-- BEGIN Recorded information --

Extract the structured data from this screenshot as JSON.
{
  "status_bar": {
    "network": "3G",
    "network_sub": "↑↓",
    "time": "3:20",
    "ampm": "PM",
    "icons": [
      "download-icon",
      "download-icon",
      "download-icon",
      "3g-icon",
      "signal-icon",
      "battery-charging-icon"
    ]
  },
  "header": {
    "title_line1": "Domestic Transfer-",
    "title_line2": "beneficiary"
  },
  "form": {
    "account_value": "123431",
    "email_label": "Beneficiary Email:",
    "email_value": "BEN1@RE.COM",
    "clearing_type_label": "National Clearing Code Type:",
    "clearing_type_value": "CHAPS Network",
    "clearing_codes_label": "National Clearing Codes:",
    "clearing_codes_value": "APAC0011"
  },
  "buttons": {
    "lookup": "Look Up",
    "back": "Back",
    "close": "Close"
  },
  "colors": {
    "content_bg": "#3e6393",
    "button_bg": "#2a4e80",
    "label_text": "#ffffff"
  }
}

-- END Recorded information --

### [Challenge]
Go through the listing above and return every line where the word "National" occurs.

### [Written answer]
    "clearing_type_label": "National Clearing Code Type:",
    "clearing_codes_label": "National Clearing Codes:",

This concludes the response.